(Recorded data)

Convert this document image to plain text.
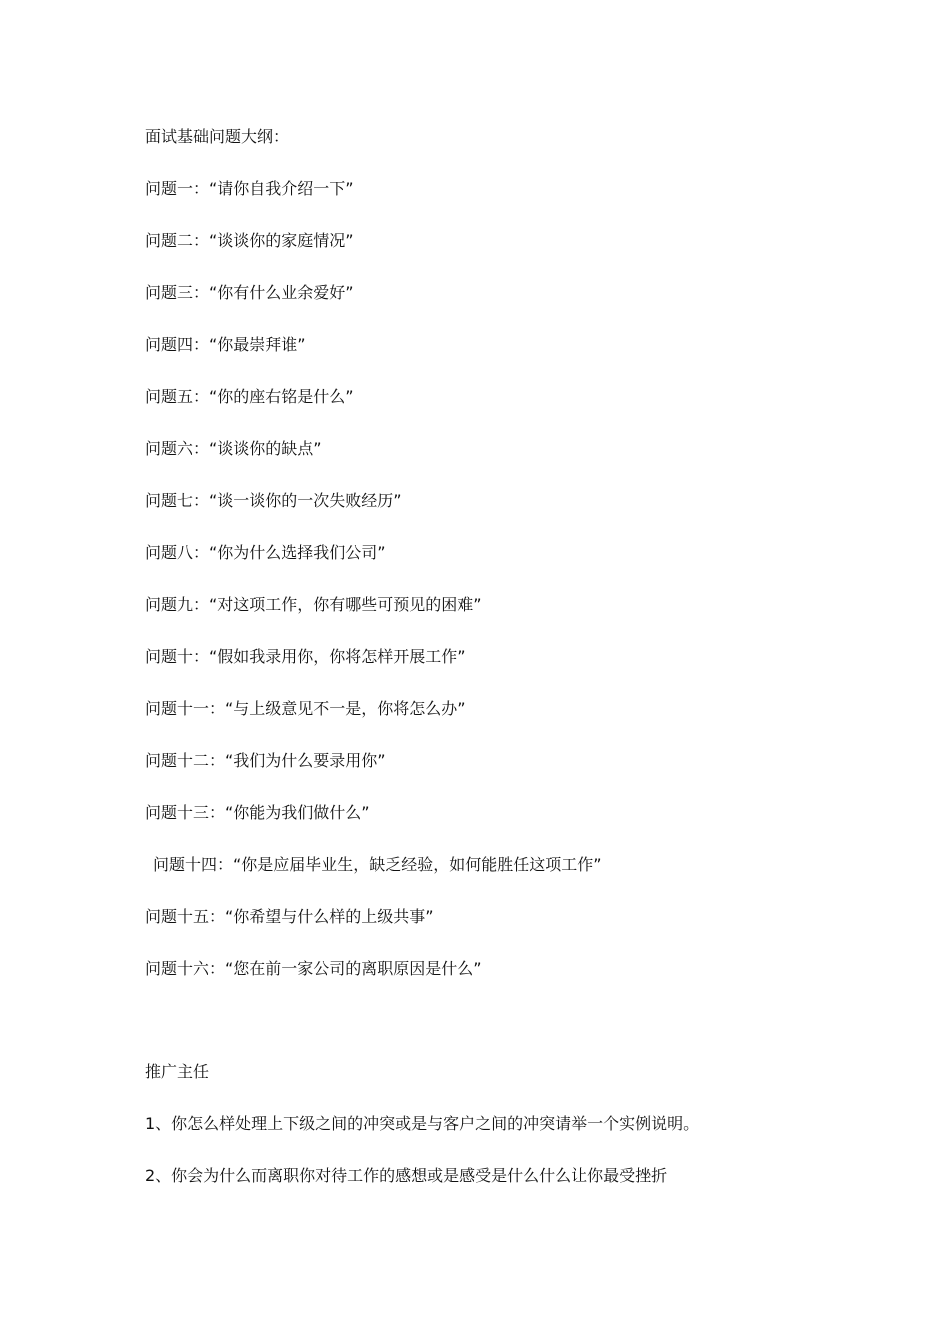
面试基础问题大纲：
问题一：“请你自我介绍一下”
问题二：“谈谈你的家庭情况”
问题三：“你有什么业余爱好”
问题四：“你最崇拜谁”
问题五：“你的座右铭是什么”
问题六：“谈谈你的缺点”
问题七：“谈一谈你的一次失败经历”
问题八：“你为什么选择我们公司”
问题九：“对这项工作，你有哪些可预见的困难”
问题十：“假如我录用你，你将怎样开展工作”
问题十一：“与上级意见不一是，你将怎么办”
问题十二：“我们为什么要录用你”
问题十三：“你能为我们做什么”
问题十四：“你是应届毕业生，缺乏经验，如何能胜任这项工作”
问题十五：“你希望与什么样的上级共事”
问题十六：“您在前一家公司的离职原因是什么”
推广主任
1、你怎么样处理上下级之间的冲突或是与客户之间的冲突请举一个实例说明。
2、你会为什么而离职你对待工作的感想或是感受是什么什么让你最受挫折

Problem description: Copy out all the entries exactly. Images stay out of the copy.

Worked answer:
Convert this document image to plain text.
面试基础问题大纲：
问题一：“请你自我介绍一下”
问题二：“谈谈你的家庭情况”
问题三：“你有什么业余爱好”
问题四：“你最崇拜谁”
问题五：“你的座右铭是什么”
问题六：“谈谈你的缺点”
问题七：“谈一谈你的一次失败经历”
问题八：“你为什么选择我们公司”
问题九：“对这项工作，你有哪些可预见的困难”
问题十：“假如我录用你，你将怎样开展工作”
问题十一：“与上级意见不一是，你将怎么办”
问题十二：“我们为什么要录用你”
问题十三：“你能为我们做什么”
问题十四：“你是应届毕业生，缺乏经验，如何能胜任这项工作”
问题十五：“你希望与什么样的上级共事”
问题十六：“您在前一家公司的离职原因是什么”
推广主任
1、你怎么样处理上下级之间的冲突或是与客户之间的冲突请举一个实例说明。
2、你会为什么而离职你对待工作的感想或是感受是什么什么让你最受挫折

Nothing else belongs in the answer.